§ What is asked: Print the data exactly as it is given, please.

§ Stored items from a collection:
┌──
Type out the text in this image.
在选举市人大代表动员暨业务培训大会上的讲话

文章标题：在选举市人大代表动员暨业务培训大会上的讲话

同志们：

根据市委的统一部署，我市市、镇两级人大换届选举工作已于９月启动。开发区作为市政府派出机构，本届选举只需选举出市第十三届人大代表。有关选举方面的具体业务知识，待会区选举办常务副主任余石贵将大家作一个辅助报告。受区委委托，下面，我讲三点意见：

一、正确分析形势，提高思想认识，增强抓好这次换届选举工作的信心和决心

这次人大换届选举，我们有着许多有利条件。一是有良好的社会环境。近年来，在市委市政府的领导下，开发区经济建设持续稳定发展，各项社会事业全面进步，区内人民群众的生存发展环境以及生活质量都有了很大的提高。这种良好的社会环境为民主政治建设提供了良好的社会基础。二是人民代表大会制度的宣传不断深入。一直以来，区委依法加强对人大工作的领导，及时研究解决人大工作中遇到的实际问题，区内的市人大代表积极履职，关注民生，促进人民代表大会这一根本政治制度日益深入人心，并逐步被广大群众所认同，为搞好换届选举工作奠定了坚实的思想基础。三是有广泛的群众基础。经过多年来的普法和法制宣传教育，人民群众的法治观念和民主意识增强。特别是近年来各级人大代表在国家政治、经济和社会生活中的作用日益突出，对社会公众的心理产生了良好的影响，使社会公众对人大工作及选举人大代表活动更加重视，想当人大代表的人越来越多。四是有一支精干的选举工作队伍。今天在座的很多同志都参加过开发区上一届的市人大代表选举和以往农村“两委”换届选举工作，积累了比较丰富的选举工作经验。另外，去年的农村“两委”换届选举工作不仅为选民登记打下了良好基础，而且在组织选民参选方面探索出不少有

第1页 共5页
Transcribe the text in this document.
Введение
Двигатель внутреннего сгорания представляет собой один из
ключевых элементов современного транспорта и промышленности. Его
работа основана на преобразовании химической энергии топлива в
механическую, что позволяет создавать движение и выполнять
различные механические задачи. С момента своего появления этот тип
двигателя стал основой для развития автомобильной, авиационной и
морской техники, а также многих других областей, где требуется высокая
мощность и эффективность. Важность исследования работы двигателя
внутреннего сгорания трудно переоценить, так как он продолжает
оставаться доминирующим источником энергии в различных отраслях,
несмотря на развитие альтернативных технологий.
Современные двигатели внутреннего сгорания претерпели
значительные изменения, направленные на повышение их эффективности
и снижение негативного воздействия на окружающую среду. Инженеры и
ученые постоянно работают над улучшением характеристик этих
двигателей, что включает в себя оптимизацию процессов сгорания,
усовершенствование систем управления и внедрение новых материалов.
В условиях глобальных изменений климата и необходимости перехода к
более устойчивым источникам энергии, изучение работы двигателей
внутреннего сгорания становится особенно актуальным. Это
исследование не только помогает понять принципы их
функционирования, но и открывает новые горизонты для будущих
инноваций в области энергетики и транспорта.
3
└──
§ Exercise response:
Type out the text in this image.
在选举市人大代表动员暨业务培训大会上的讲话

文章标题：在选举市人大代表动员暨业务培训大会上的讲话

同志们：

根据市委的统一部署，我市市、镇两级人大换届选举工作已于９月启动。开发区作为市政府派出机构，本届选举只需选举出市第十三届人大代表。有关选举方面的具体业务知识，待会区选举办常务副主任余石贵将大家作一个辅助报告。受区委委托，下面，我讲三点意见：

一、正确分析形势，提高思想认识，增强抓好这次换届选举工作的信心和决心

这次人大换届选举，我们有着许多有利条件。一是有良好的社会环境。近年来，在市委市政府的领导下，开发区经济建设持续稳定发展，各项社会事业全面进步，区内人民群众的生存发展环境以及生活质量都有了很大的提高。这种良好的社会环境为民主政治建设提供了良好的社会基础。二是人民代表大会制度的宣传不断深入。一直以来，区委依法加强对人大工作的领导，及时研究解决人大工作中遇到的实际问题，区内的市人大代表积极履职，关注民生，促进人民代表大会这一根本政治制度日益深入人心，并逐步被广大群众所认同，为搞好换届选举工作奠定了坚实的思想基础。三是有广泛的群众基础。经过多年来的普法和法制宣传教育，人民群众的法治观念和民主意识增强。特别是近年来各级人大代表在国家政治、经济和社会生活中的作用日益突出，对社会公众的心理产生了良好的影响，使社会公众对人大工作及选举人大代表活动更加重视，想当人大代表的人越来越多。四是有一支精干的选举工作队伍。今天在座的很多同志都参加过开发区上一届的市人大代表选举和以往农村“两委”换届选举工作，积累了比较丰富的选举工作经验。另外，去年的农村“两委”换届选举工作不仅为选民登记打下了良好基础，而且在组织选民参选方面探索出不少有

第1页 共5页
Transcribe the text in this document.
Введение
Двигатель внутреннего сгорания представляет собой один из
ключевых элементов современного транспорта и промышленности. Его
работа основана на преобразовании химической энергии топлива в
механическую, что позволяет создавать движение и выполнять
различные механические задачи. С момента своего появления этот тип
двигателя стал основой для развития автомобильной, авиационной и
морской техники, а также многих других областей, где требуется высокая
мощность и эффективность. Важность исследования работы двигателя
внутреннего сгорания трудно переоценить, так как он продолжает
оставаться доминирующим источником энергии в различных отраслях,
несмотря на развитие альтернативных технологий.
Современные двигатели внутреннего сгорания претерпели
значительные изменения, направленные на повышение их эффективности
и снижение негативного воздействия на окружающую среду. Инженеры и
ученые постоянно работают над улучшением характеристик этих
двигателей, что включает в себя оптимизацию процессов сгорания,
усовершенствование систем управления и внедрение новых материалов.
В условиях глобальных изменений климата и необходимости перехода к
более устойчивым источникам энергии, изучение работы двигателей
внутреннего сгорания становится особенно актуальным. Это
исследование не только помогает понять принципы их
функционирования, но и открывает новые горизонты для будущих
инноваций в области энергетики и транспорта.
3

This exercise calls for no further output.